It might be useful to talk with the subject matter experts of the area you are indexing to see how they search for terms -- what synonyms/related words do they use, do they have defined lists of synonyms/related words, do they need/use stemming, etc. This should give you some idea as to which approach (direct synonym/related-word inclusion or semantic analysis) you need to pursue.
I want to write a very simple Spell Checker. The spell checker will try to match the input word with equivalent words form the dictionary.
What can be done to find those 'equivalent words'? What analysis can be preformed on two words to mark them equivalent?
Before investing too much trying to unravel that i'd first look to already existing implementations like Aspell or netspell for two main reasons
Not much point in re-inventing the wheel. Spell checking is much trickier than it first appears and it makes sense to build on work that has already been done
If your interest is finding out how to do it, the source code and community will be a great benefit should you decide to implement your own anyway
Much depends on your use case. For example:
Is your dictionary very small (about twenty words)? In this case it probably is better to precompute all possible nearby mistaken words and use a table/hash lookup.
What is your error model? Aspell has at least two (one for spelling errors caused by nearby letters on the keyboard, and the other for spelling errors caused by the way a word sounds).
How dynamic is your dictionary? Can you afford to do a massive preparation in order to get an efficient retrieval?
You may need a "word equivalence" measure like Double Metaphone, in addition to edit distance.
You can get some feel by reading Peter Norvig's great description of spelling correction.
And, of course, whenever possible, steal code. Do not reinvent the wheel without a reason - a reason could be a very special domain, a special way your users make spelling mistakes, or just to learn how it's done.

• • • • •

### Problem set
A. In the spell-checking text, what two kinds of spelling errors do Aspell's error models cover?
B. Rewrite the paragraph of the spell-checking text that begins "It might be useful to talk with the subject matter experts" so it is shorter, keeping its main facts.
C. Continue the spell-checking text from its final sentence.

• • • • •

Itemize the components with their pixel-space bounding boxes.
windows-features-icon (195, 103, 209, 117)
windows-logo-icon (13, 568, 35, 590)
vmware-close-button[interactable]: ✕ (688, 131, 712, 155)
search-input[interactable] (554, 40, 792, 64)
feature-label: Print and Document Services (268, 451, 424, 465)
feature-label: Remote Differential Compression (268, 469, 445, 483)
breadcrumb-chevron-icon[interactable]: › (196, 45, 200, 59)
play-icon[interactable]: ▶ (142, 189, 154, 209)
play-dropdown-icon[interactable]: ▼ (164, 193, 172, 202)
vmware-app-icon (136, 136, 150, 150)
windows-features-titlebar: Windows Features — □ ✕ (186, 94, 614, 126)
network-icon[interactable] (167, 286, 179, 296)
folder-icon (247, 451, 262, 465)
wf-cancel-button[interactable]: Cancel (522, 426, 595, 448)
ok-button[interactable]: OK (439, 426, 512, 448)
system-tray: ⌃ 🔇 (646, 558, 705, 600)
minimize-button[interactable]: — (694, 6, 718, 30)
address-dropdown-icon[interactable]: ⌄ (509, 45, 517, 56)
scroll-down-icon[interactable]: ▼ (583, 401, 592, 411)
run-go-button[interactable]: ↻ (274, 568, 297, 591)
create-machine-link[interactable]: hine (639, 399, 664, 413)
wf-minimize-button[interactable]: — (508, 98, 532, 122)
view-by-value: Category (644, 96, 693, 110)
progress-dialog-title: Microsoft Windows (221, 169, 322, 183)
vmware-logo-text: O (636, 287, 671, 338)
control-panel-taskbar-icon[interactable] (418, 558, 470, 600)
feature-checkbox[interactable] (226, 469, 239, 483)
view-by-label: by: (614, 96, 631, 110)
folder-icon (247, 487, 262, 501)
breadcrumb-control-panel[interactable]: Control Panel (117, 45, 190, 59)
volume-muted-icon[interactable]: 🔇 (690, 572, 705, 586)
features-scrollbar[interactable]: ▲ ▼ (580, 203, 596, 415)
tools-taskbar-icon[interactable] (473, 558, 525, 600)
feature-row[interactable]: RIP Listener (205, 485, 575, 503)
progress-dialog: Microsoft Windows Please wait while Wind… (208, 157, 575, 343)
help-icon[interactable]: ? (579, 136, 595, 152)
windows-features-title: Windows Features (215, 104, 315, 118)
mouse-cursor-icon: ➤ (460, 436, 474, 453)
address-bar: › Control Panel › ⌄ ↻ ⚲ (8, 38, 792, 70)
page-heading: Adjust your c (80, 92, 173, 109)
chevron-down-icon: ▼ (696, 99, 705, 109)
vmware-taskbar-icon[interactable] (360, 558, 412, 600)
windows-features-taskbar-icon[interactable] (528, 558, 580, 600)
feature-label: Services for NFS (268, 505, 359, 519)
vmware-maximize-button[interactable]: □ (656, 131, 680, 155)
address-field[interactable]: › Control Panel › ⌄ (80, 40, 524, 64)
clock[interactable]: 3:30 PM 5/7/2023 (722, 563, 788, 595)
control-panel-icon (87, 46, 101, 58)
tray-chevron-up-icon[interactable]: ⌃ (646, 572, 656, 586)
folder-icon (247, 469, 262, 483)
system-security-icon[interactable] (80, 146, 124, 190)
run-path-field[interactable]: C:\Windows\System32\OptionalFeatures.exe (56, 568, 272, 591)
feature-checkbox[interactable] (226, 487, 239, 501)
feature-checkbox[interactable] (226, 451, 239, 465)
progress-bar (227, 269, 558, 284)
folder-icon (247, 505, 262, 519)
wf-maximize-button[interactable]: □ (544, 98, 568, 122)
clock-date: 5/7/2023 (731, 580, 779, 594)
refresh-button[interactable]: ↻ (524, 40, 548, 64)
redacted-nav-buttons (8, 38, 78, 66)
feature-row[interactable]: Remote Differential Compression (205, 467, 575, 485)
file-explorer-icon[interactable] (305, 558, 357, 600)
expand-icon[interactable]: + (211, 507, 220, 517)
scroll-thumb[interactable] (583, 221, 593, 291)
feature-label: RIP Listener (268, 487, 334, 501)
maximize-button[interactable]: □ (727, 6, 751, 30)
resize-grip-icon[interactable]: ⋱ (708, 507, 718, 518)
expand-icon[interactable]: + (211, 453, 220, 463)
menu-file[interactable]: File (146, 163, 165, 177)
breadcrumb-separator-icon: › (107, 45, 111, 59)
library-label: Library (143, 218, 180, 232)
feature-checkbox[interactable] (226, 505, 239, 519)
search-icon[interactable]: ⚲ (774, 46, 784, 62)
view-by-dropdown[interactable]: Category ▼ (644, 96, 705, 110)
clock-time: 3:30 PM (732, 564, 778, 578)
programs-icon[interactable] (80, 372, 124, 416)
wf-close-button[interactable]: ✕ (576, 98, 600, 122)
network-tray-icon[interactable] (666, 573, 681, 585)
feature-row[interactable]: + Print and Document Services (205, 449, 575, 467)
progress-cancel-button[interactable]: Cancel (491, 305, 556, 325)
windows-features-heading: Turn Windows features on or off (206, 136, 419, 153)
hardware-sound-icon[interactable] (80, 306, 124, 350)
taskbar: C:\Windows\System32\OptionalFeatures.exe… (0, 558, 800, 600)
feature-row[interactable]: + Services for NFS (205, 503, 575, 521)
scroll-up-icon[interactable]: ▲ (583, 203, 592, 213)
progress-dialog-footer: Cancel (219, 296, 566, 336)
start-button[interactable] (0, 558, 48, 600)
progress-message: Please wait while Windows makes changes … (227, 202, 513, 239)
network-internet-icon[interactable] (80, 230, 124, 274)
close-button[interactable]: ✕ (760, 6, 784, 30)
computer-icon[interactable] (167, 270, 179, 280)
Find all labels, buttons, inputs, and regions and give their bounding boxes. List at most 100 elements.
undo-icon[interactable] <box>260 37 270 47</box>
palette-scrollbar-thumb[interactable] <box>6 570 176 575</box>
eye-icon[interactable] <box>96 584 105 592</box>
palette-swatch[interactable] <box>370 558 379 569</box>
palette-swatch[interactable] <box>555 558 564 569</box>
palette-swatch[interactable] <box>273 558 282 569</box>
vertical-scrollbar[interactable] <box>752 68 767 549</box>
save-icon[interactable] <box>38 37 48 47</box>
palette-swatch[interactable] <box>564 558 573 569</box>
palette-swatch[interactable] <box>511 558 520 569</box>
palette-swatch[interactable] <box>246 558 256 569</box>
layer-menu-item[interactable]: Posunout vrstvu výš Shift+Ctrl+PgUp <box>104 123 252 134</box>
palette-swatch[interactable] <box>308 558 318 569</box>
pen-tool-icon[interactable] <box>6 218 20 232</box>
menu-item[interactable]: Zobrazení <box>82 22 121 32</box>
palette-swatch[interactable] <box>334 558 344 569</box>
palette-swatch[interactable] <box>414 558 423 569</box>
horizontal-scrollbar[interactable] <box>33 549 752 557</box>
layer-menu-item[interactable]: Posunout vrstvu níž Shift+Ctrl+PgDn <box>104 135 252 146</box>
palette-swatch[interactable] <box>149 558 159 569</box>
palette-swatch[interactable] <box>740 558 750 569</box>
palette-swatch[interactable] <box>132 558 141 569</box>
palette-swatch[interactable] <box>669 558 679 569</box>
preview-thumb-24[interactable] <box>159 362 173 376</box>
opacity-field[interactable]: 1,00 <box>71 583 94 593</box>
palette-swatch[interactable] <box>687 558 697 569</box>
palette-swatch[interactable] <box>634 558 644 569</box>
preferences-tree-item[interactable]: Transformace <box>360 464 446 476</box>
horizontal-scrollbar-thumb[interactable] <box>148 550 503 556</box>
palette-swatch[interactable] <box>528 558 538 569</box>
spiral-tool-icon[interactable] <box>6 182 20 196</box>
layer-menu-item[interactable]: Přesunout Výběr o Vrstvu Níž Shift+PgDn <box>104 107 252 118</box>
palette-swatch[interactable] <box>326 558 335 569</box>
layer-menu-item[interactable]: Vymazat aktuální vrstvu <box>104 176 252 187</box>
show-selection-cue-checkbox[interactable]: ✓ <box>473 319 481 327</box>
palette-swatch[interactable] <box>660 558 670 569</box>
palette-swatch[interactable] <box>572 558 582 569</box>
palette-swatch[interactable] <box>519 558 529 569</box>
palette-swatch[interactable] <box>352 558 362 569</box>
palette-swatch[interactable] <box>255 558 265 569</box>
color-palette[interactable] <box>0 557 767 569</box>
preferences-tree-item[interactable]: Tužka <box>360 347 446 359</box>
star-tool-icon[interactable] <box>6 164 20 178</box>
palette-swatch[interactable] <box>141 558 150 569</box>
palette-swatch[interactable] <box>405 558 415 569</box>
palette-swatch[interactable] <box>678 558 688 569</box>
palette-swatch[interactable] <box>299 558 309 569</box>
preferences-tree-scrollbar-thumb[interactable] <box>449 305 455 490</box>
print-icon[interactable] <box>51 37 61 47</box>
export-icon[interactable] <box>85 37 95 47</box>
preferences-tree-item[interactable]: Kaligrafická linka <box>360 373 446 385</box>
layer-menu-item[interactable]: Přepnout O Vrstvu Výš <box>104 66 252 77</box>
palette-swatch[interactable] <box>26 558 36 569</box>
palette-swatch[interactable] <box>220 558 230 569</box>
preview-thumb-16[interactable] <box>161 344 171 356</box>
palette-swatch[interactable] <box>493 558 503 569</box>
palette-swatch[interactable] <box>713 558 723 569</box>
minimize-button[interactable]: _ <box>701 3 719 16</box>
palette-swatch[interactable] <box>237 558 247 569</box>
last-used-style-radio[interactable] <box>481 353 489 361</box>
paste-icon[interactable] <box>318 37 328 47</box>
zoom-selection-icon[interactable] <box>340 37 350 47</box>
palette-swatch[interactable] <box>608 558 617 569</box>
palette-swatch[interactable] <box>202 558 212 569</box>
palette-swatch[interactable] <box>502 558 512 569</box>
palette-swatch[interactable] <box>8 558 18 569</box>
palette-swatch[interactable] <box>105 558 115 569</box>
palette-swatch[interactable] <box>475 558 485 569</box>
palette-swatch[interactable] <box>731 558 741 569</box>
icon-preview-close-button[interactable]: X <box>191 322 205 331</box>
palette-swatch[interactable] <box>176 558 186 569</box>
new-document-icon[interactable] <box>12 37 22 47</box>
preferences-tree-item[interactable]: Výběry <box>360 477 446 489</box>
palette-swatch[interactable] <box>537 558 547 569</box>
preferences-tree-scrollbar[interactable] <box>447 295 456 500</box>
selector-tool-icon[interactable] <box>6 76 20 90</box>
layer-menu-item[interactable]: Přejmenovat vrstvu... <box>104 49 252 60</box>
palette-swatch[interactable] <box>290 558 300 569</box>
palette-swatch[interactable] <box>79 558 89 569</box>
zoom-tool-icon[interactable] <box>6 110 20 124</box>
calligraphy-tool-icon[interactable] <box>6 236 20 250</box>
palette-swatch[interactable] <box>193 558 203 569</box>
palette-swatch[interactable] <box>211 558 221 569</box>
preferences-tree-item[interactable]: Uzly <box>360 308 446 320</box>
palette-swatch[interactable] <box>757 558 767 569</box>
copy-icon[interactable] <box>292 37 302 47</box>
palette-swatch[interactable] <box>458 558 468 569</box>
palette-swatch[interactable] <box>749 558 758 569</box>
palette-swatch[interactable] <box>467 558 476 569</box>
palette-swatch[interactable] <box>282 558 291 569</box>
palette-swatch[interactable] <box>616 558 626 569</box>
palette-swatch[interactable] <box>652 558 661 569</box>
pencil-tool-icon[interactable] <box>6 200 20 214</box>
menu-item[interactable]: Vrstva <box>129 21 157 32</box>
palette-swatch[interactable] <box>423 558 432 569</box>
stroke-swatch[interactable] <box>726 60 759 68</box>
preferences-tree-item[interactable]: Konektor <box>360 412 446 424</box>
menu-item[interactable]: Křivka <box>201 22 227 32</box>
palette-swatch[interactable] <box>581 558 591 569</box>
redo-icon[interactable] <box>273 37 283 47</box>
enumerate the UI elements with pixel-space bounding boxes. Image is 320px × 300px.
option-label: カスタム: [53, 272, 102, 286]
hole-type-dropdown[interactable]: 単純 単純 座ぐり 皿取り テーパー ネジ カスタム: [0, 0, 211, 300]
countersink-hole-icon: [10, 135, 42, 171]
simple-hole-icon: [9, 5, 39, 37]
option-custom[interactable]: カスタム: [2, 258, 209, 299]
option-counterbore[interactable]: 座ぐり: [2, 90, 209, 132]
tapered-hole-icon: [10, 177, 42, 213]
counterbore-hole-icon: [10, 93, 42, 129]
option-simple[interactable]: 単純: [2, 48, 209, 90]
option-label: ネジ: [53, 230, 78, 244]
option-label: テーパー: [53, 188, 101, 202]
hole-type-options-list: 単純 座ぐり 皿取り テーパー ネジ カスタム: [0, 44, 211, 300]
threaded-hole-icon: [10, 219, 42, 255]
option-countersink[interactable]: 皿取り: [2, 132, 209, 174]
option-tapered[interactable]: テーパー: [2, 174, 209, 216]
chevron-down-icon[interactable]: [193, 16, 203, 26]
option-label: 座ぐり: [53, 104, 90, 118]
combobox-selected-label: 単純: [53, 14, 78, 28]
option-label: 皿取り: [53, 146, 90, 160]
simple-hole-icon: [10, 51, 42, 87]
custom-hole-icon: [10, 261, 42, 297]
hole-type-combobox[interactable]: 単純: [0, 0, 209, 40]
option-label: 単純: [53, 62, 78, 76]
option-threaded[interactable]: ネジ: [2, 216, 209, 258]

• • • • •

### Responses per task
A. Errors caused by nearby letters on the keyboard, and errors caused by the way a word sounds.

B. Ask subject matter experts in the area being indexed how they search. Find out which synonyms and related words they use, whether they keep defined lists of them, and whether they need stemming. Their answers show whether to include synonyms and related words directly or to use semantic analysis.

C.
Edit Distance is the theory you need to write a spell checker. You also need a dictionary. Most UNIX systems come with a dictionary already installed for your locale.
I just finished implementing a spell checker and used a combination of the following in getting a list of "suggested" words
Phonetic hashing of the "misspelled" word to lookup a hash of identical dictionary hashed real words (for java check out Apache Commons Codec for a suitable library). The phonetic hash of your dictionary file can be precomputed.
Edit distance between the input and the potentials (this is reasonably expensive so you need to reduce the list first with something like a phonetic hash, assuming a higher volume load - in my case, a server based spell check)
A known list of common misspellings, e.g. recieve vs. receive.
An ordered list of the most common words in the english language
Essentially I weighted each potential word primarily based on edit-distance and commonality. e.g. if word probability is a percentage, then
weight = edit-distance * 100 / probability
(lower weights are better)
But then I also also override any result with the known common misspellings (i.e. these always float to the top suggested result).
There may be better ways, but this worked pretty well.
You may also wish to ignore ALL CAPS words, initials etc, so choosing what to ignore is also something to think about.
Under linux/unix you have ispell. Why reinventing the whell.